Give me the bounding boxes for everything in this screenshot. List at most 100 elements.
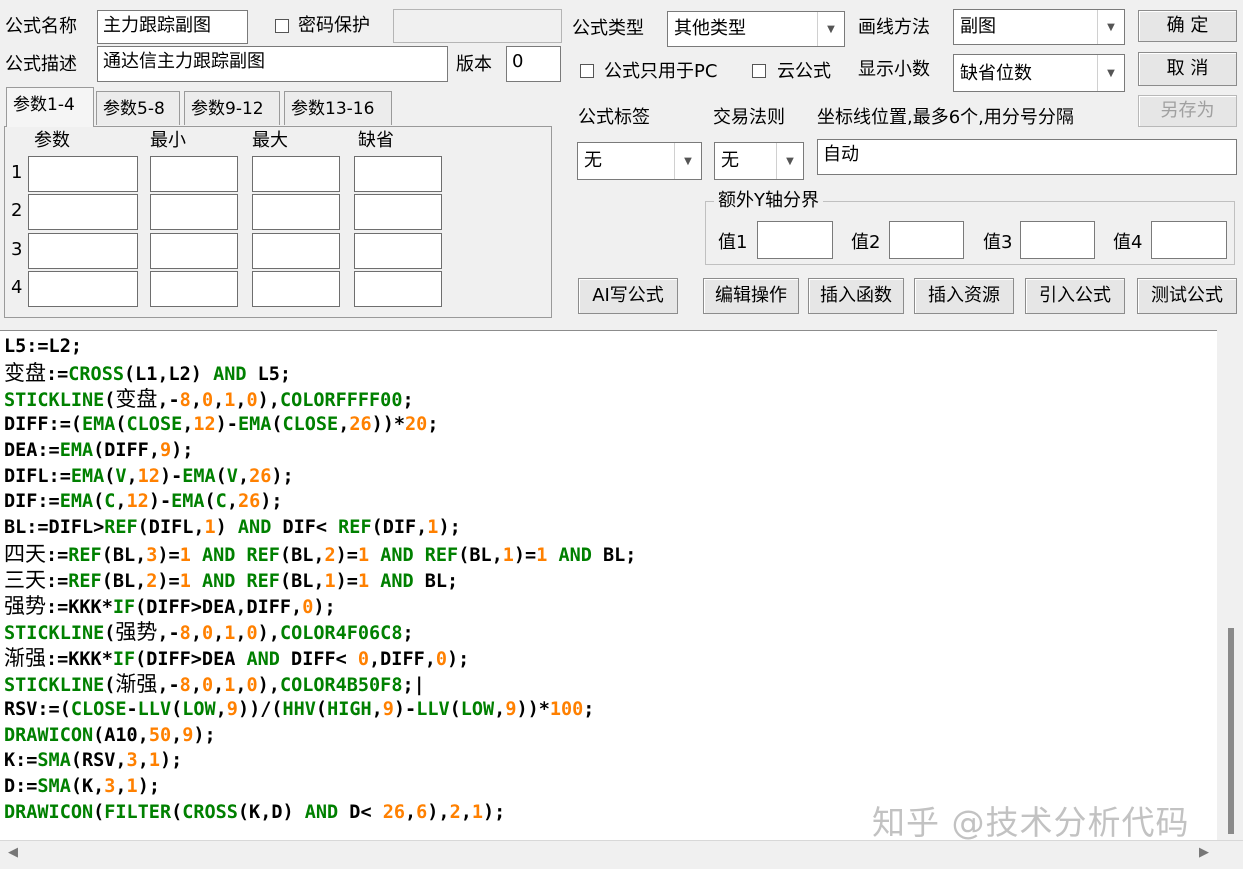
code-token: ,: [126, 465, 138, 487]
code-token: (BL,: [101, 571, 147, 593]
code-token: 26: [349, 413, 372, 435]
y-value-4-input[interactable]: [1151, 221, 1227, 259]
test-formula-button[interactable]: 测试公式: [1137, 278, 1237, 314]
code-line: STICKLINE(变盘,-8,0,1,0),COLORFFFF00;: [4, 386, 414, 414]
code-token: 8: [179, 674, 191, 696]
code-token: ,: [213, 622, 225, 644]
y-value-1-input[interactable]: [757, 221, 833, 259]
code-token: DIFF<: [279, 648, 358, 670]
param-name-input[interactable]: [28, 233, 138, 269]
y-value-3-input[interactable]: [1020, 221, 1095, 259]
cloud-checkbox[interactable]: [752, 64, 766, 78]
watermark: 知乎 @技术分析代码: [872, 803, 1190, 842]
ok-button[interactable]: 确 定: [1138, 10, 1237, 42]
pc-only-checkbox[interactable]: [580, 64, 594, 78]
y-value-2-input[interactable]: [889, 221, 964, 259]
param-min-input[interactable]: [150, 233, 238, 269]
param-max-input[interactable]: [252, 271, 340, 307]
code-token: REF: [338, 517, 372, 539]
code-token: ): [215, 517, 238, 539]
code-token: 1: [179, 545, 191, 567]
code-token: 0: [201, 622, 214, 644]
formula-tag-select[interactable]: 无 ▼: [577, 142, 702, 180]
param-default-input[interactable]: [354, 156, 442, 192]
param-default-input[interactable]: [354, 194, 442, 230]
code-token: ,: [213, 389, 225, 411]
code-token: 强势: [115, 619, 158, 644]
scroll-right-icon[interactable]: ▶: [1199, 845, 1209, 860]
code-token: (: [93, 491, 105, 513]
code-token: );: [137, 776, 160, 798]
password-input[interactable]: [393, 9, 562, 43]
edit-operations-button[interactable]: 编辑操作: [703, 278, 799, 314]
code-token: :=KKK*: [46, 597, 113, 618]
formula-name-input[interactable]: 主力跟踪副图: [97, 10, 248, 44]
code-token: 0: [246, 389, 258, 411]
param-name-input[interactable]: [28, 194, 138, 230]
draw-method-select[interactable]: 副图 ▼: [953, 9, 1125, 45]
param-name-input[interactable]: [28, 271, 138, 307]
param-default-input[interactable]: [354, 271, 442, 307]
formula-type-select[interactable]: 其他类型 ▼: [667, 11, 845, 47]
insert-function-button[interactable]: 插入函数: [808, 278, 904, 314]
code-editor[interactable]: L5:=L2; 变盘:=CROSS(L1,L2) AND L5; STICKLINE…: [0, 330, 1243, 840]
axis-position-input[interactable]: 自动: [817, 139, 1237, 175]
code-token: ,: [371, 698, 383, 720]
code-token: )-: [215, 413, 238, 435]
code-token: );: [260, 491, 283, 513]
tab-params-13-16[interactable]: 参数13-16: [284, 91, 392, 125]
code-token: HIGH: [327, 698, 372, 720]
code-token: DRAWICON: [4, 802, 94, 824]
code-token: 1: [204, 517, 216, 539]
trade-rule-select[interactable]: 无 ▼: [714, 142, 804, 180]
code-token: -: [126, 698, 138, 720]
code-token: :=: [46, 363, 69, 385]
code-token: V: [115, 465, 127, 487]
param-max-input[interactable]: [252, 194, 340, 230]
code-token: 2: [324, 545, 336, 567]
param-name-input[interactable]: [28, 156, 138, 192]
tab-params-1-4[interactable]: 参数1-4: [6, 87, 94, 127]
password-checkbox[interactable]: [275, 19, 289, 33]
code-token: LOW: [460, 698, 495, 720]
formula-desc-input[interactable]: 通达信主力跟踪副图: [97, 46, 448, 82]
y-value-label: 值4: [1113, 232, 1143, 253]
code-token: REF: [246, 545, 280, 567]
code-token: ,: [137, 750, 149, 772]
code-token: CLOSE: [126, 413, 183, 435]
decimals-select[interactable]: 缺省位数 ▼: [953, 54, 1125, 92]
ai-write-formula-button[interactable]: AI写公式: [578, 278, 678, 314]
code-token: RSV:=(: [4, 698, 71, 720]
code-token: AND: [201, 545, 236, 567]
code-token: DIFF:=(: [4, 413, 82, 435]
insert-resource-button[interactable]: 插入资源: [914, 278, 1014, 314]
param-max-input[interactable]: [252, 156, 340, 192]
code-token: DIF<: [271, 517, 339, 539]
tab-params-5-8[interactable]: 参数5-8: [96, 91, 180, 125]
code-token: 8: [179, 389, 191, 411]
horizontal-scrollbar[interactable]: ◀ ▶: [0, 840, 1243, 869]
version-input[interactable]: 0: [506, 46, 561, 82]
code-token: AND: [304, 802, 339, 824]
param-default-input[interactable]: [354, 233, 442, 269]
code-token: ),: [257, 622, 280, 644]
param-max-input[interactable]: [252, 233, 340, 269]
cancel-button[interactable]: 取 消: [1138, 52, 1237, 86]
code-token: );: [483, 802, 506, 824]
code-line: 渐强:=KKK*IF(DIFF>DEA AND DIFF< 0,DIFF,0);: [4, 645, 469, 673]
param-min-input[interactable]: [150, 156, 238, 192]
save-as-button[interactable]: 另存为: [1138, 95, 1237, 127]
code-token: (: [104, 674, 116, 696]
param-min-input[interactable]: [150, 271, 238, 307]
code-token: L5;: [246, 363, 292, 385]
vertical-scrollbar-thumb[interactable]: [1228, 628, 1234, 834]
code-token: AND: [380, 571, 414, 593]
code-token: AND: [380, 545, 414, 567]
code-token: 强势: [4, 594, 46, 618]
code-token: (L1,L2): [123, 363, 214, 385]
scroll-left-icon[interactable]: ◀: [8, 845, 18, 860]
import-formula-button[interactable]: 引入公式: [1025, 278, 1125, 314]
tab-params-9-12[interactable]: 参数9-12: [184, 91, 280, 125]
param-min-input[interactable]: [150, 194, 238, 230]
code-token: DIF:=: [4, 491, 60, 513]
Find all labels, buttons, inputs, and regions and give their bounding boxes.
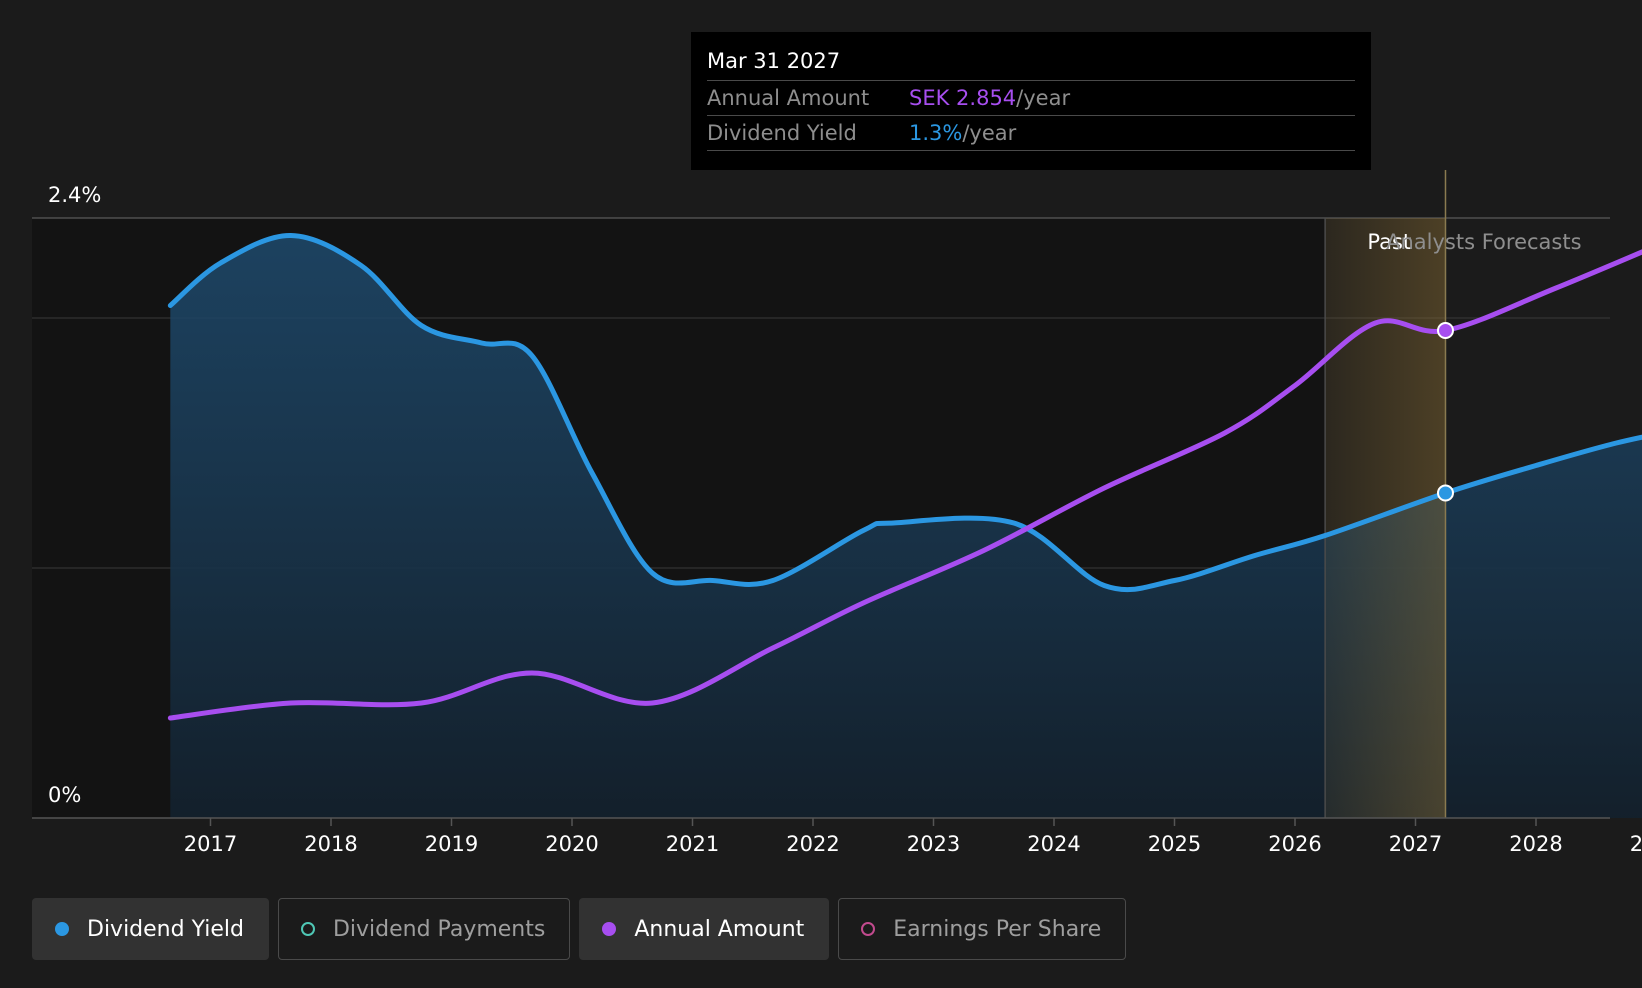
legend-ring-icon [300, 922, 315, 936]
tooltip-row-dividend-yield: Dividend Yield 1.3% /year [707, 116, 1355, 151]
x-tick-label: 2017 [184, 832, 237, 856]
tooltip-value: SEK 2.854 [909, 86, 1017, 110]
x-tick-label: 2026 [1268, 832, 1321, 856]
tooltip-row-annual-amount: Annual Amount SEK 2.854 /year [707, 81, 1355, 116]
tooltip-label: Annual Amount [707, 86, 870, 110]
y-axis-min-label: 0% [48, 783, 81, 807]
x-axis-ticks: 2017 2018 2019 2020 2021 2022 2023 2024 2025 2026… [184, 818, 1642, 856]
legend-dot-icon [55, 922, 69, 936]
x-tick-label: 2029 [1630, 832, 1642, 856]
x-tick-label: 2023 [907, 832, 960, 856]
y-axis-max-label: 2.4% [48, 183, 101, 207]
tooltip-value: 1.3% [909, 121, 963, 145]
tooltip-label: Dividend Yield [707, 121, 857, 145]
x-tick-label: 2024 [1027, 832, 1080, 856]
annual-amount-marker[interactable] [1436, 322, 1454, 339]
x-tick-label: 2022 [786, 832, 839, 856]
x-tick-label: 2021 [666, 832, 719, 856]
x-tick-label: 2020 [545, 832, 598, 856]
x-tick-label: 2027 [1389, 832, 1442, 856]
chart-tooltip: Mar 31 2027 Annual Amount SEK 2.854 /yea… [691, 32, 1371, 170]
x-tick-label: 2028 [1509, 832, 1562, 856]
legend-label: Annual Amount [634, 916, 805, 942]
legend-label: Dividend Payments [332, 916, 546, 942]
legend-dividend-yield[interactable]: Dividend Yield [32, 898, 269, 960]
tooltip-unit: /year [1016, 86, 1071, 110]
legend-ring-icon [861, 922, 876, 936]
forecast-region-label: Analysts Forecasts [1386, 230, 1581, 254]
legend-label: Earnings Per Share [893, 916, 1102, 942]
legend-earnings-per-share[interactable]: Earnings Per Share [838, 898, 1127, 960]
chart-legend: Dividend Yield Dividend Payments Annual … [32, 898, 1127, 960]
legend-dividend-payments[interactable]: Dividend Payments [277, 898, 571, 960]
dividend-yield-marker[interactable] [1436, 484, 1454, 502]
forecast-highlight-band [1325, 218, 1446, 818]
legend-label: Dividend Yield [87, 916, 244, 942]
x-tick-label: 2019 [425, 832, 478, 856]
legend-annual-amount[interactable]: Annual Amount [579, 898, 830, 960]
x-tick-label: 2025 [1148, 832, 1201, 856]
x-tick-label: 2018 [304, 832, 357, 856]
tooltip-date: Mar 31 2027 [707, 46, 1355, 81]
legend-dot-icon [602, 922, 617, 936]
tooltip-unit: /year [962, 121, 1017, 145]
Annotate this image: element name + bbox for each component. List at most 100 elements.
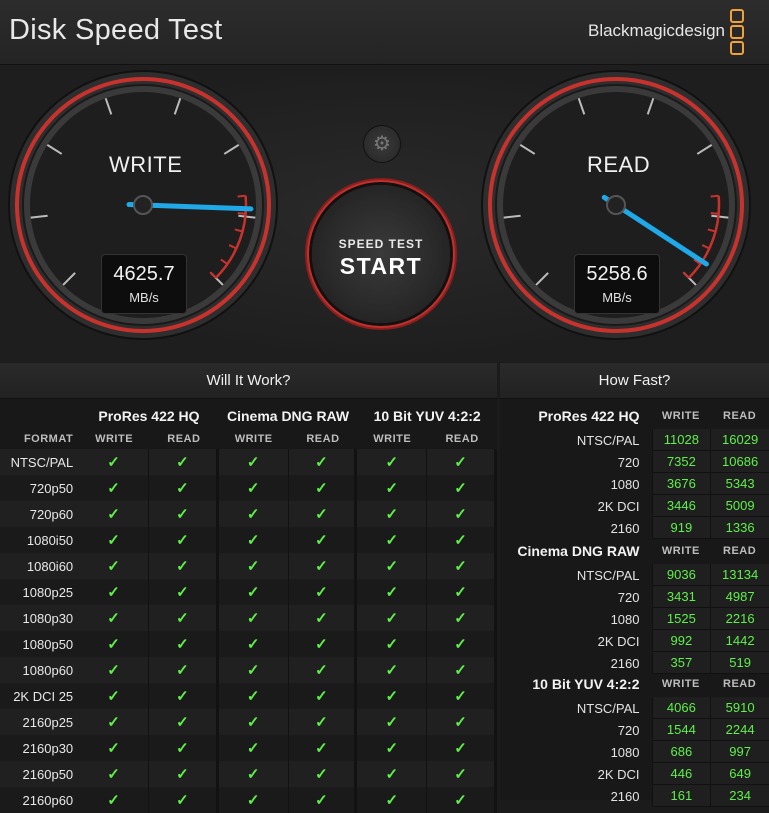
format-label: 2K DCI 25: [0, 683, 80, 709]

:: Written request ::
Return the lines from the one with "code-token: ,: [126, 465, 138, 487]" up to and including the one with "test-formula-button[interactable]: 测试公式: [1137, 278, 1237, 314]", copied exactly.

:: Written answer ::
code-token: ,: [126, 465, 138, 487]
code-token: (BL,: [101, 571, 147, 593]
code-token: 26: [349, 413, 372, 435]
y-value-4-input[interactable]: [1151, 221, 1227, 259]
test-formula-button[interactable]: 测试公式: [1137, 278, 1237, 314]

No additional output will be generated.